──────── SOURCE MATERIAL

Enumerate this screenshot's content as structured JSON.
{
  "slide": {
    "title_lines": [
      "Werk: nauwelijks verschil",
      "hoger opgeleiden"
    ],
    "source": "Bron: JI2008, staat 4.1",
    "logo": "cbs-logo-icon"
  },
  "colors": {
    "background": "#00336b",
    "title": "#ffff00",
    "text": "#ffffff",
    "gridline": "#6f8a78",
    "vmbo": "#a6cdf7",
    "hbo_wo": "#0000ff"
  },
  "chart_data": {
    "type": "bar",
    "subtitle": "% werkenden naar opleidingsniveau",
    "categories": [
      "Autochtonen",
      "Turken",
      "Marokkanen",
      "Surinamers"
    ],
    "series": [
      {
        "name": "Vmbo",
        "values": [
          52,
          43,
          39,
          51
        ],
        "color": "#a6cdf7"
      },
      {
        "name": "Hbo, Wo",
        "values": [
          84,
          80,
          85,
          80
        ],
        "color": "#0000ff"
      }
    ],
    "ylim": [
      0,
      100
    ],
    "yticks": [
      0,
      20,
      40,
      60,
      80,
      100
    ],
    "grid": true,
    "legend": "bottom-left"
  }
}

────────────────

Each record above should be restated word for word.

# OUTPUT BELOW:
Enumerate this screenshot's content as structured JSON.
{
  "slide": {
    "title_lines": [
      "Werk: nauwelijks verschil",
      "hoger opgeleiden"
    ],
    "source": "Bron: JI2008, staat 4.1",
    "logo": "cbs-logo-icon"
  },
  "colors": {
    "background": "#00336b",
    "title": "#ffff00",
    "text": "#ffffff",
    "gridline": "#6f8a78",
    "vmbo": "#a6cdf7",
    "hbo_wo": "#0000ff"
  },
  "chart_data": {
    "type": "bar",
    "subtitle": "% werkenden naar opleidingsniveau",
    "categories": [
      "Autochtonen",
      "Turken",
      "Marokkanen",
      "Surinamers"
    ],
    "series": [
      {
        "name": "Vmbo",
        "values": [
          52,
          43,
          39,
          51
        ],
        "color": "#a6cdf7"
      },
      {
        "name": "Hbo, Wo",
        "values": [
          84,
          80,
          85,
          80
        ],
        "color": "#0000ff"
      }
    ],
    "ylim": [
      0,
      100
    ],
    "yticks": [
      0,
      20,
      40,
      60,
      80,
      100
    ],
    "grid": true,
    "legend": "bottom-left"
  }
}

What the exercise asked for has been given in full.